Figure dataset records
▽

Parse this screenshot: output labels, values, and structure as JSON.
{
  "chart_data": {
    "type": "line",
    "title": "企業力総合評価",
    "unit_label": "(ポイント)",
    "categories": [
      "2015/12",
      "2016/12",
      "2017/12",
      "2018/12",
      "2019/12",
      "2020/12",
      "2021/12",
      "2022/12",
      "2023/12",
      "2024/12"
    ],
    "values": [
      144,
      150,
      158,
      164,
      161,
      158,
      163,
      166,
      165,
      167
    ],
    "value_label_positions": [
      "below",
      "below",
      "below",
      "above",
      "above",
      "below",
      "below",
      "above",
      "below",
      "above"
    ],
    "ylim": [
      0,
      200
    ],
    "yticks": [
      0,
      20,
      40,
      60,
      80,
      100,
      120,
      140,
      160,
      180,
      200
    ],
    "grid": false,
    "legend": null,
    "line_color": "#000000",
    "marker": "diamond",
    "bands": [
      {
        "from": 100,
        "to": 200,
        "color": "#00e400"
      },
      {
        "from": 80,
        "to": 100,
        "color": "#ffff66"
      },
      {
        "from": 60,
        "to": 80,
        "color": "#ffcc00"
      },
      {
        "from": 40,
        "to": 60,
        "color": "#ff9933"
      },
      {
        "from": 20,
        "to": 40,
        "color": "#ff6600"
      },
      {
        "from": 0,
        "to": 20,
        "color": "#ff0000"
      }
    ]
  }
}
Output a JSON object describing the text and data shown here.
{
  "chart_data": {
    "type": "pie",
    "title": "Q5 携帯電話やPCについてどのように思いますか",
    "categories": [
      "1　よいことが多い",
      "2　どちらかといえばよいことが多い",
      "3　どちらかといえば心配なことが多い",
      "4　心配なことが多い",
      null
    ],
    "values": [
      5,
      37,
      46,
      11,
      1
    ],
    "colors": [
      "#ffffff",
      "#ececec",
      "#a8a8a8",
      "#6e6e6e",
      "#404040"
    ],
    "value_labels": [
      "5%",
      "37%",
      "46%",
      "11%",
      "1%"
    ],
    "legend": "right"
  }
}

△

• [EXERCISE DESCRIPTION] Tell how many lines in the records above contain "from", giving the number and no other words.

• [RESULT OF THE TASK] 6